(PROMPT):
Pull every line with the word "Cholesterol" out of the entries below.

(PROVIDED RECORDS):
──────

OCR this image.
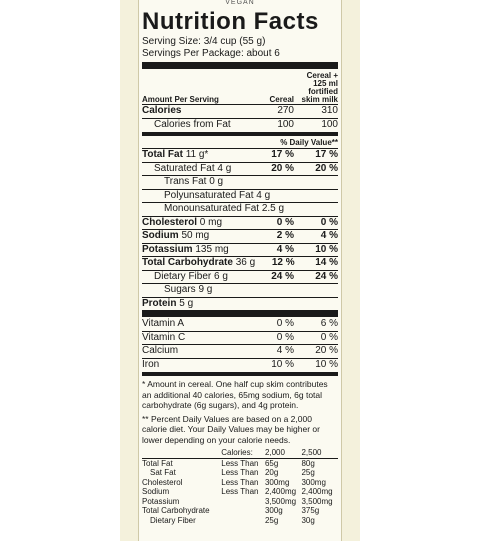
VEGAN
Nutrition Facts
Serving Size: 3/4 cup (55 g)
Servings Per Package: about 6
Amount Per Serving	Cereal
Cereal + 125 ml fortified skim milk
Calories	270	310
Calories from Fat	100	100
% Daily Value**
Total Fat 11 g*	17 %	17 %
Saturated Fat 4 g	20 %	20 %
Trans Fat 0 g
Polyunsaturated Fat 4 g
Monounsaturated Fat 2.5 g
Cholesterol 0 mg	0 %	0 %
Sodium 50 mg	2 %	4 %
Potassium 135 mg	4 %	10 %
Total Carbohydrate 36 g	12 %	14 %
Dietary Fiber 6 g	24 %	24 %
Sugars 9 g
Protein 5 g
Vitamin A	0 %	6 %
Vitamin C	0 %	0 %
Calcium	4 %	20 %
Iron	10 %	10 %

* Amount in cereal. One half cup skim contributes an additional 40 calories, 65mg sodium, 6g total carbohydrate (6g sugars), and 4g protein.

** Percent Daily Values are based on a 2,000 calorie diet. Your Daily Values may be higher or lower depending on your calorie needs.

	Calories:	2,000	2,500
Total Fat	Less Than	65g	80g
Sat Fat	Less Than	20g	25g
Cholesterol	Less Than	300mg	300mg
Sodium	Less Than	2,400mg	2,400mg
Potassium		3,500mg	3,500mg
Total Carbohydrate		300g	375g
Dietary Fiber		25g	30g
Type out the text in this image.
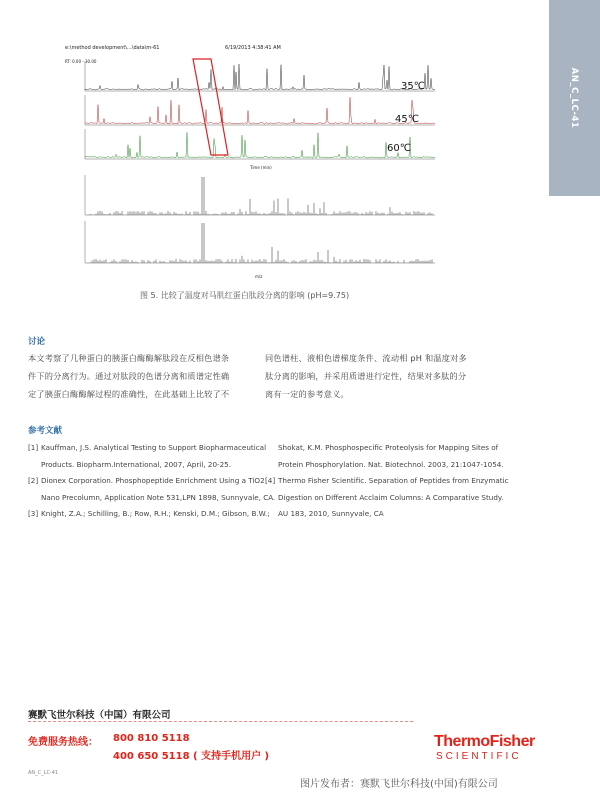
AN_C_LC-41
e:\method development\...\data\m-61	6/19/2013 4:38:41 AM
RT: 0.00 - 30.00
35℃
45℃
60℃
Time (min)
m/z
图 5. 比较了温度对马肌红蛋白肽段分离的影响 (pH=9.75)
讨论
本文考察了几种蛋白的胰蛋白酶酶解肽段在反相色谱条
件下的分离行为。通过对肽段的色谱分离和质谱定性确
定了胰蛋白酶酶解过程的准确性，在此基础上比较了不
同色谱柱、液相色谱梯度条件、流动相 pH 和温度对多
肽分离的影响，并采用质谱进行定性，结果对多肽的分
离有一定的参考意义。
参考文献
[1] Kauffman, J.S. Analytical Testing to Support Biopharmaceutical
Products. Biopharm.International, 2007, April, 20-25.
[2] Dionex Corporation. Phosphopeptide Enrichment Using a TiO2
Nano Precolumn, Application Note 531,LPN 1898, Sunnyvale, CA.
[3] Knight, Z.A.; Schilling, B.; Row, R.H.; Kenski, D.M.; Gibson, B.W.;
Shokat, K.M. Phosphospecific Proteolysis for Mapping Sites of
Protein Phosphorylation. Nat. Biotechnol. 2003, 21:1047-1054.
[4] Thermo Fisher Scientific. Separation of Peptides from Enzymatic
Digestion on Different Acclaim Columns: A Comparative Study.
AU 183, 2010, Sunnyvale, CA
赛默飞世尔科技（中国）有限公司
免费服务热线： 800 810 5118
400 650 5118 ( 支持手机用户 )
ThermoFisher
SCIENTIFIC
AN_C_LC-41
图片发布者：赛默飞世尔科技(中国)有限公司
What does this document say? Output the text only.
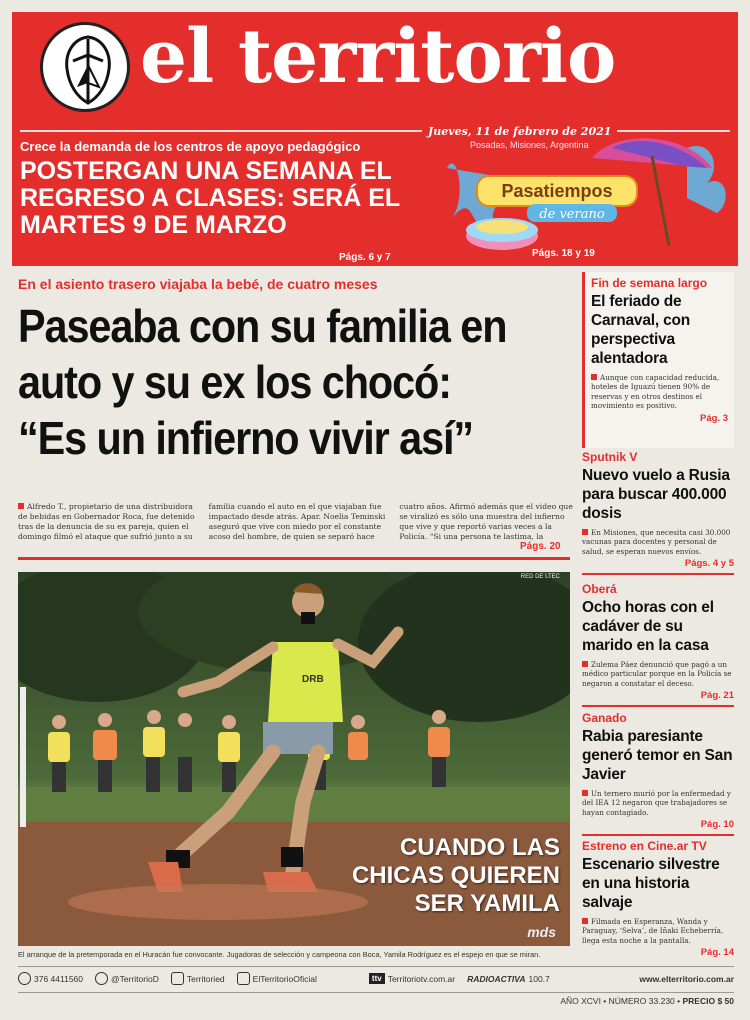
el territorio
Jueves, 11 de febrero de 2021
Posadas, Misiones, Argentina
Crece la demanda de los centros de apoyo pedagógico
POSTERGAN UNA SEMANA EL REGRESO A CLASES: SERÁ EL MARTES 9 DE MARZO
Págs. 6 y 7
Pasatiempos
de verano
Págs. 18 y 19
En el asiento trasero viajaba la bebé, de cuatro meses
Paseaba con su familia en auto y su ex los chocó: “Es un infierno vivir así”
Alfredo T., propietario de una distribuidora de bebidas en Gobernador Roca, fue detenido tras de la denuncia de su ex pareja, quien el domingo filmó el ataque que sufrió junto a su familia cuando el auto en el que viajaban fue impactado desde atrás. Apar. Noelia Teminski aseguró que vive con miedo por el constante acoso del hombre, de quien se separó hace cuatro años. Afirmó además que el video que se viralizó es sólo una muestra del infierno que vive y que reportó varias veces a la Policía. “Si una persona te lastima, la
Págs. 20
DRB
RED DE LTEC
CUANDO LAS
CHICAS QUIEREN
SER YAMILA
mds
El arranque de la pretemporada en el Huracán fue convocante. Jugadoras de selección y campeona con Boca, Yamila Rodríguez es el espejo en que se miran.
Fin de semana largo
El feriado de Carnaval, con perspectiva alentadora
Aunque con capacidad reducida, hoteles de Iguazú tienen 90% de reservas y en otros destinos el movimiento es positivo.
Pág. 3
Sputnik V
Nuevo vuelo a Rusia para buscar 400.000 dosis
En Misiones, que necesita casi 30.000 vacunas para docentes y personal de salud, se esperan nuevos envíos.
Págs. 4 y 5
Oberá
Ocho horas con el cadáver de su marido en la casa
Zulema Páez denunció que pagó a un médico particular porque en la Policía se negaron a constatar el deceso.
Pág. 21
Ganado
Rabia paresiante generó temor en San Javier
Un ternero murió por la enfermedad y del IEA 12 negaron que trabajadores se hayan contagiado.
Pág. 10
Estreno en Cine.ar TV
Escenario silvestre en una historia salvaje
Filmada en Esperanza, Wanda y Paraguay, ‘Selva’, de Iñaki Echeberría, llega esta noche a la pantalla.
Pág. 14
376 4411560	@TerritorioD	Territoried	ElTerritorioOficial	ttv Territoriotv.com.ar RADIOACTIVA 100.7	www.elterritorio.com.ar
AÑO XCVI • NÚMERO 33.230 • PRECIO $ 50
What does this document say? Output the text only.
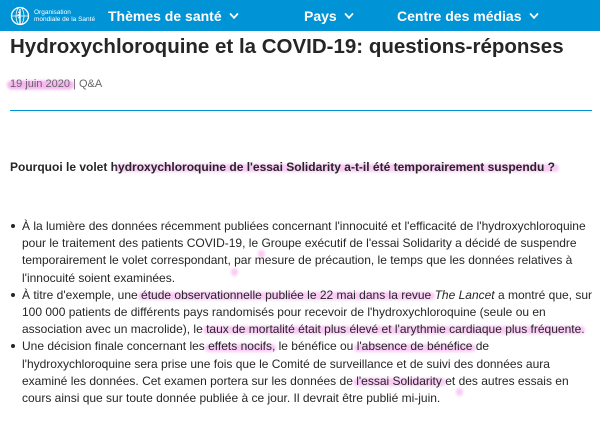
Organisation
mondiale de la Santé Thèmes de santé	Pays	Centre des médias
Hydroxychloroquine et la COVID-19: questions-réponses
19 juin 2020 | Q&A
Pourquoi le volet hydroxychloroquine de l'essai Solidarity a-t-il été temporairement suspendu ?
À la lumière des données récemment publiées concernant l'innocuité et l'efficacité de l'hydroxychloroquine pour le traitement des patients COVID-19, le Groupe exécutif de l'essai Solidarity a décidé de suspendre temporairement le volet correspondant, par mesure de précaution, le temps que les données relatives à l'innocuité soient examinées.
À titre d'exemple, une étude observationnelle publiée le 22 mai dans la revue The Lancet a montré que, sur 100 000 patients de différents pays randomisés pour recevoir de l'hydroxychloroquine (seule ou en association avec un macrolide), le taux de mortalité était plus élevé et l'arythmie cardiaque plus fréquente.
Une décision finale concernant les effets nocifs, le bénéfice ou l'absence de bénéfice de l'hydroxychloroquine sera prise une fois que le Comité de surveillance et de suivi des données aura examiné les données. Cet examen portera sur les données de l'essai Solidarity et des autres essais en cours ainsi que sur toute donnée publiée à ce jour. Il devrait être publié mi-juin.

──────

(WRITTEN SOLUTION):
Cholesterol 0 mg	0 %	0 %
Cholesterol	Less Than	300mg	300mg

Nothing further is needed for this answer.